- [Problem to work on] Would you transcribe all of the data exactly, down to the last character?

Dataset excerpt
** Start **

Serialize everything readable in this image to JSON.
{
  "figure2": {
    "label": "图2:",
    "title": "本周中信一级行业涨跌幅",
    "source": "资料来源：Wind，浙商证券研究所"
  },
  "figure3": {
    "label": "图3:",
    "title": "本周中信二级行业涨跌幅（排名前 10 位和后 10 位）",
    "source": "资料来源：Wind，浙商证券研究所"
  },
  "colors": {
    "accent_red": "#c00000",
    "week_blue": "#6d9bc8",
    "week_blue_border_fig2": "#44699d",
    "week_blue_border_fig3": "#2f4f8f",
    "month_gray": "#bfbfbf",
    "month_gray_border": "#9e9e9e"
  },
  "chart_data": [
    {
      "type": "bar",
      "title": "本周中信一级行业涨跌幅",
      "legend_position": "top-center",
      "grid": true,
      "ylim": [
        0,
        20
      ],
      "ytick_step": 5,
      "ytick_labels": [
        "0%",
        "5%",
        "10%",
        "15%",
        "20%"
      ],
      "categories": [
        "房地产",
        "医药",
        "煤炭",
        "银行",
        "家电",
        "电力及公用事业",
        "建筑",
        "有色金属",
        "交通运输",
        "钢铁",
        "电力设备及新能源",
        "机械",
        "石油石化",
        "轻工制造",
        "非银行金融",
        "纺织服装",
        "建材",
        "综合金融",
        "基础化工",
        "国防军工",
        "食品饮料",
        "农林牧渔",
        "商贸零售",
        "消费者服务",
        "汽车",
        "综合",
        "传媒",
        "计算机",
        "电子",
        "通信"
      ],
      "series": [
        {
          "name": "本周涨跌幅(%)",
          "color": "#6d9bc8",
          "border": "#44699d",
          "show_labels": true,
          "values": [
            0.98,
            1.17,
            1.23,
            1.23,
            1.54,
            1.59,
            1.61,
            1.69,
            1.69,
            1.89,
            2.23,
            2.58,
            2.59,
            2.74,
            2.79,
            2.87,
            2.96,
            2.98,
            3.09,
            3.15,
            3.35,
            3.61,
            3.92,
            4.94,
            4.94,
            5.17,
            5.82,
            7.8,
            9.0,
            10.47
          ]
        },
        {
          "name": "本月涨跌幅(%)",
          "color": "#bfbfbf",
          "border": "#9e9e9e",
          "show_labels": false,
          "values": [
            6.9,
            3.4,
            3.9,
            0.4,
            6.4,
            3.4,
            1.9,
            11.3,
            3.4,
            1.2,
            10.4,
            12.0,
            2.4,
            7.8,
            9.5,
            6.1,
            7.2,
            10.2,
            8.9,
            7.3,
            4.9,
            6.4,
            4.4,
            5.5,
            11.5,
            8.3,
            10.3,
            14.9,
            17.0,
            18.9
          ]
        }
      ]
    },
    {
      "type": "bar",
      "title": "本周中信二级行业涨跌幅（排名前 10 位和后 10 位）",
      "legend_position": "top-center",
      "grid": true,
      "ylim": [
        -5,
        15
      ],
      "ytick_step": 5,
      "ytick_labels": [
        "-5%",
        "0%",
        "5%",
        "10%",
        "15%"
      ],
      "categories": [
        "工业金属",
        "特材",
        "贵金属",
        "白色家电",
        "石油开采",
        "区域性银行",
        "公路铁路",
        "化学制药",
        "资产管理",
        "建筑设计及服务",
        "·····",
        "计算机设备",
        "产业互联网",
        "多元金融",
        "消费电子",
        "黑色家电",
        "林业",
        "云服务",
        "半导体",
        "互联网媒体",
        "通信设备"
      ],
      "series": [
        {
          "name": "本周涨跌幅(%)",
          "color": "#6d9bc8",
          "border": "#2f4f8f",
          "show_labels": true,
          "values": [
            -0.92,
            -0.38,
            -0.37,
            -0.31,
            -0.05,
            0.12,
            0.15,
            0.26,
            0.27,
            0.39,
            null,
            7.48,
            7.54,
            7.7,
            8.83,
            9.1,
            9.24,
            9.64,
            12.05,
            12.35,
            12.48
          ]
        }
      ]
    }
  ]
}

** End **

- [Result of the exercise]
Serialize everything readable in this image to JSON.
{
  "figure2": {
    "label": "图2:",
    "title": "本周中信一级行业涨跌幅",
    "source": "资料来源：Wind，浙商证券研究所"
  },
  "figure3": {
    "label": "图3:",
    "title": "本周中信二级行业涨跌幅（排名前 10 位和后 10 位）",
    "source": "资料来源：Wind，浙商证券研究所"
  },
  "colors": {
    "accent_red": "#c00000",
    "week_blue": "#6d9bc8",
    "week_blue_border_fig2": "#44699d",
    "week_blue_border_fig3": "#2f4f8f",
    "month_gray": "#bfbfbf",
    "month_gray_border": "#9e9e9e"
  },
  "chart_data": [
    {
      "type": "bar",
      "title": "本周中信一级行业涨跌幅",
      "legend_position": "top-center",
      "grid": true,
      "ylim": [
        0,
        20
      ],
      "ytick_step": 5,
      "ytick_labels": [
        "0%",
        "5%",
        "10%",
        "15%",
        "20%"
      ],
      "categories": [
        "房地产",
        "医药",
        "煤炭",
        "银行",
        "家电",
        "电力及公用事业",
        "建筑",
        "有色金属",
        "交通运输",
        "钢铁",
        "电力设备及新能源",
        "机械",
        "石油石化",
        "轻工制造",
        "非银行金融",
        "纺织服装",
        "建材",
        "综合金融",
        "基础化工",
        "国防军工",
        "食品饮料",
        "农林牧渔",
        "商贸零售",
        "消费者服务",
        "汽车",
        "综合",
        "传媒",
        "计算机",
        "电子",
        "通信"
      ],
      "series": [
        {
          "name": "本周涨跌幅(%)",
          "color": "#6d9bc8",
          "border": "#44699d",
          "show_labels": true,
          "values": [
            0.98,
            1.17,
            1.23,
            1.23,
            1.54,
            1.59,
            1.61,
            1.69,
            1.69,
            1.89,
            2.23,
            2.58,
            2.59,
            2.74,
            2.79,
            2.87,
            2.96,
            2.98,
            3.09,
            3.15,
            3.35,
            3.61,
            3.92,
            4.94,
            4.94,
            5.17,
            5.82,
            7.8,
            9.0,
            10.47
          ]
        },
        {
          "name": "本月涨跌幅(%)",
          "color": "#bfbfbf",
          "border": "#9e9e9e",
          "show_labels": false,
          "values": [
            6.9,
            3.4,
            3.9,
            0.4,
            6.4,
            3.4,
            1.9,
            11.3,
            3.4,
            1.2,
            10.4,
            12.0,
            2.4,
            7.8,
            9.5,
            6.1,
            7.2,
            10.2,
            8.9,
            7.3,
            4.9,
            6.4,
            4.4,
            5.5,
            11.5,
            8.3,
            10.3,
            14.9,
            17.0,
            18.9
          ]
        }
      ]
    },
    {
      "type": "bar",
      "title": "本周中信二级行业涨跌幅（排名前 10 位和后 10 位）",
      "legend_position": "top-center",
      "grid": true,
      "ylim": [
        -5,
        15
      ],
      "ytick_step": 5,
      "ytick_labels": [
        "-5%",
        "0%",
        "5%",
        "10%",
        "15%"
      ],
      "categories": [
        "工业金属",
        "特材",
        "贵金属",
        "白色家电",
        "石油开采",
        "区域性银行",
        "公路铁路",
        "化学制药",
        "资产管理",
        "建筑设计及服务",
        "·····",
        "计算机设备",
        "产业互联网",
        "多元金融",
        "消费电子",
        "黑色家电",
        "林业",
        "云服务",
        "半导体",
        "互联网媒体",
        "通信设备"
      ],
      "series": [
        {
          "name": "本周涨跌幅(%)",
          "color": "#6d9bc8",
          "border": "#2f4f8f",
          "show_labels": true,
          "values": [
            -0.92,
            -0.38,
            -0.37,
            -0.31,
            -0.05,
            0.12,
            0.15,
            0.26,
            0.27,
            0.39,
            null,
            7.48,
            7.54,
            7.7,
            8.83,
            9.1,
            9.24,
            9.64,
            12.05,
            12.35,
            12.48
          ]
        }
      ]
    }
  ]
}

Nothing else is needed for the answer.